Tally the lines containing the word "name", and report the tally alone.

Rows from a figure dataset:

/---

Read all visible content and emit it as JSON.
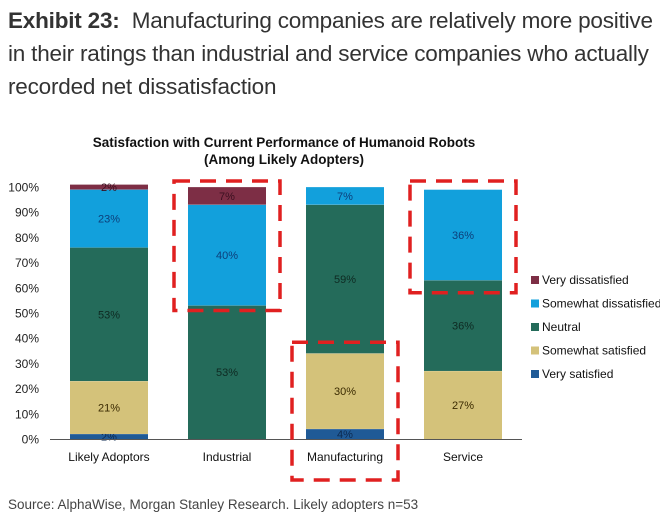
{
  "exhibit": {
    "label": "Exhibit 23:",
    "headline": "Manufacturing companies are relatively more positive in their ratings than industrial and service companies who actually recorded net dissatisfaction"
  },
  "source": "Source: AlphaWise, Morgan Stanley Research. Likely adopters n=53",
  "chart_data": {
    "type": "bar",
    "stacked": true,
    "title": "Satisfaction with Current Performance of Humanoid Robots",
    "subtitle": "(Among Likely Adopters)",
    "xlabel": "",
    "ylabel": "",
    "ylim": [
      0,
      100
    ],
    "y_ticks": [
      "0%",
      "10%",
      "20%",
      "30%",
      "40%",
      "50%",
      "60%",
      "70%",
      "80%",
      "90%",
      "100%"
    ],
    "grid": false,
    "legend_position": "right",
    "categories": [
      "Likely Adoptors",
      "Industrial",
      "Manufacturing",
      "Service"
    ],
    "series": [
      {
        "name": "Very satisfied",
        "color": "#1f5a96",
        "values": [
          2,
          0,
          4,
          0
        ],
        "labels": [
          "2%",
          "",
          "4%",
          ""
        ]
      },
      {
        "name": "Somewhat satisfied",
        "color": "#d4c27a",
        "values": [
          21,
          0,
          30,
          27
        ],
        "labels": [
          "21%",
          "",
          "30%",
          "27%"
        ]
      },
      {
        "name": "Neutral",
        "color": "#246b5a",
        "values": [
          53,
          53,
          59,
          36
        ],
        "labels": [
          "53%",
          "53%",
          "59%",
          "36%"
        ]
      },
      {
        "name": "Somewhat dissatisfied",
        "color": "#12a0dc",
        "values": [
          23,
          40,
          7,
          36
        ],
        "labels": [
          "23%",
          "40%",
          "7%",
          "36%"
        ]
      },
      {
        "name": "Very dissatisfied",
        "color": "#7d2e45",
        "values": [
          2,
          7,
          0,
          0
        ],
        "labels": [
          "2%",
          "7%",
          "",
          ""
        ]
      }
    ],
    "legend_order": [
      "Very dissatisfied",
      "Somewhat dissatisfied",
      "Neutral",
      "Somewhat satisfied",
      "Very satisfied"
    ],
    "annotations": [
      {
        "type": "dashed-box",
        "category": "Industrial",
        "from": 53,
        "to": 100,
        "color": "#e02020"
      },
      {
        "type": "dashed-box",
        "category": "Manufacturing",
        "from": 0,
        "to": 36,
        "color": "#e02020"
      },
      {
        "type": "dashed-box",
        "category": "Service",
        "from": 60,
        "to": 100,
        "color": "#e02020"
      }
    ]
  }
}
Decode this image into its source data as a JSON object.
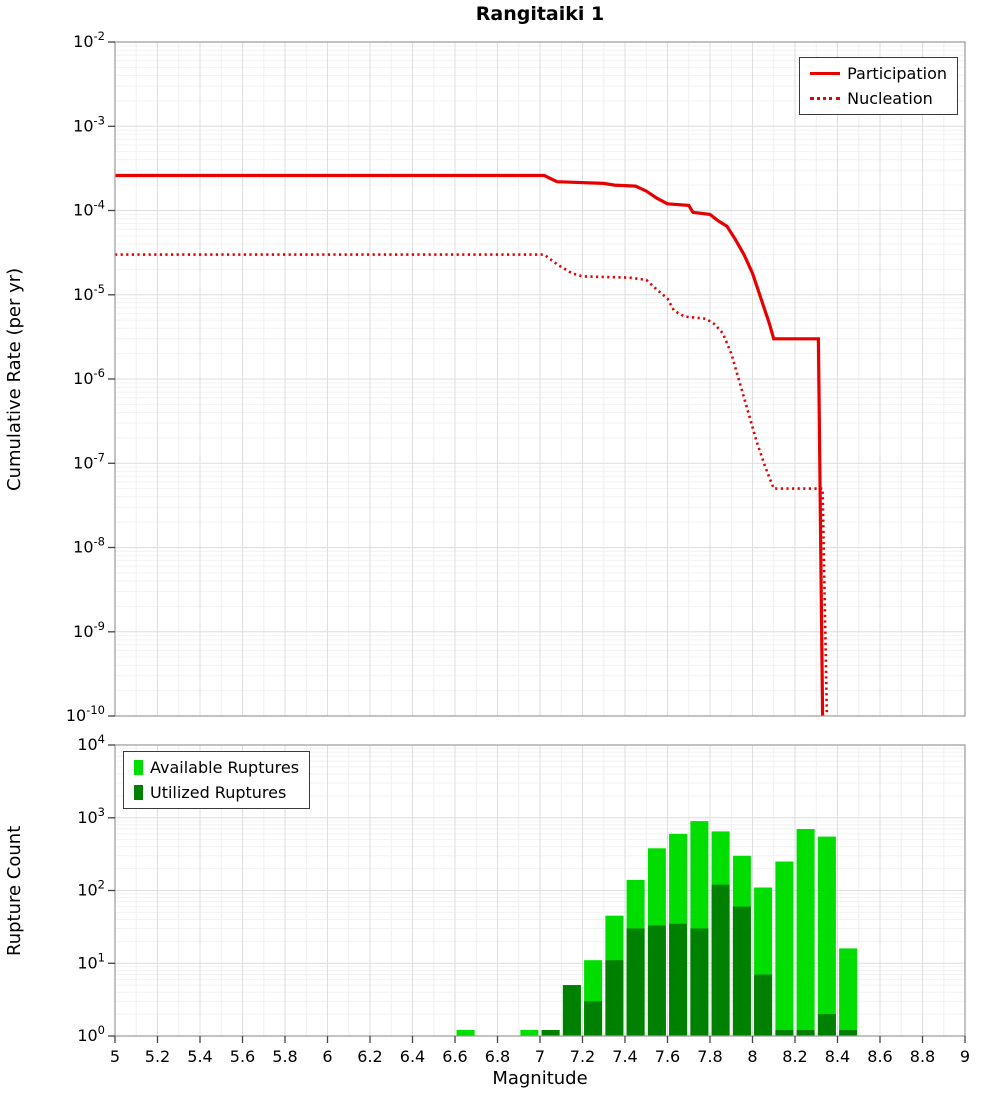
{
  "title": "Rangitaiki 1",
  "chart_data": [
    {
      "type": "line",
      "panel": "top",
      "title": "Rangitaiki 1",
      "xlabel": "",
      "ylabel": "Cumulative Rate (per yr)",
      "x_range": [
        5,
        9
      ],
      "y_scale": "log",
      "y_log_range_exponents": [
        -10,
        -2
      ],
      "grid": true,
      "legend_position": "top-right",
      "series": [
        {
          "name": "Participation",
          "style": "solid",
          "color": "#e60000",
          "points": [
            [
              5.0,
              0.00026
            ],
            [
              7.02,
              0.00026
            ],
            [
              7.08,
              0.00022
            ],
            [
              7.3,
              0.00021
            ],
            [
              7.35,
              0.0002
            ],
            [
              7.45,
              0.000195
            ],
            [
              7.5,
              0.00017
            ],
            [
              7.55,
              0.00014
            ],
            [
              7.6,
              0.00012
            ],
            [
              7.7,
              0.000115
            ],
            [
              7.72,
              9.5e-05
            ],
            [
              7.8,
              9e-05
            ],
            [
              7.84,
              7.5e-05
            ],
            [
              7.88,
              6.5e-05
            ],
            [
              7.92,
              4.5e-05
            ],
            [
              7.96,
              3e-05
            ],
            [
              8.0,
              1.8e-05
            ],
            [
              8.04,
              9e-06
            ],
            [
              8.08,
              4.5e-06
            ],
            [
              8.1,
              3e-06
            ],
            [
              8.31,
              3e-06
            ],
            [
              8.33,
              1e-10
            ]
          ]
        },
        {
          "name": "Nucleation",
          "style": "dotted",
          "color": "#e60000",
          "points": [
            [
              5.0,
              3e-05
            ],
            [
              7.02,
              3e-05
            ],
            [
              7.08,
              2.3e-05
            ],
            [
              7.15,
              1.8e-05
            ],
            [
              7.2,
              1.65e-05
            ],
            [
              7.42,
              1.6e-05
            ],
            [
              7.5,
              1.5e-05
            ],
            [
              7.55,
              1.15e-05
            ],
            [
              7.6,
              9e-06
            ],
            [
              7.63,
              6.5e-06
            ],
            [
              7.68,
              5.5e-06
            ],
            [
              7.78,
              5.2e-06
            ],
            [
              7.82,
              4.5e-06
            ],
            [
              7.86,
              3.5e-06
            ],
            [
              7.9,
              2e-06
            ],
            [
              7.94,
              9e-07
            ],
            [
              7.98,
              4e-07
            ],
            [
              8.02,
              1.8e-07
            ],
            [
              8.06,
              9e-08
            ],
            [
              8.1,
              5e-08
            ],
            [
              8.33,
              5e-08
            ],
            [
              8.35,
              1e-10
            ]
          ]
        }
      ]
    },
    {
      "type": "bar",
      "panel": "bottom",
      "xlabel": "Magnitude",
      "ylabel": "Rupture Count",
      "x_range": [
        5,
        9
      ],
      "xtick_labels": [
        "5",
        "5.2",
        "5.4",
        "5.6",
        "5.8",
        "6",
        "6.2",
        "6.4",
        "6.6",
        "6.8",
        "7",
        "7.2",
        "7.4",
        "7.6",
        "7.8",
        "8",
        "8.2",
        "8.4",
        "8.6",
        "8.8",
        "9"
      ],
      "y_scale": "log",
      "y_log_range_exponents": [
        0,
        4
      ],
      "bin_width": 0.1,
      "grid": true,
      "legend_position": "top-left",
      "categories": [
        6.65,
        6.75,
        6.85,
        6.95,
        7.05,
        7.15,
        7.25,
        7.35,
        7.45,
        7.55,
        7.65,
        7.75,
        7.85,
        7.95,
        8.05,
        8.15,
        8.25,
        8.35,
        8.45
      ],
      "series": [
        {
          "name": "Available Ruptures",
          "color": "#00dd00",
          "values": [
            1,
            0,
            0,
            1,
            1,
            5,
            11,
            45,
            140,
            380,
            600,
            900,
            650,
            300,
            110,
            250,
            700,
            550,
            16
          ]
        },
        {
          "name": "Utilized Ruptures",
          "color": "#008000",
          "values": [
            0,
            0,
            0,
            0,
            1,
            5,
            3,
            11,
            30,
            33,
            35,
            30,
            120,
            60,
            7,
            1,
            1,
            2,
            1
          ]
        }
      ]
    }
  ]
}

\---

SOLUTION TO THE PROBLEM = 9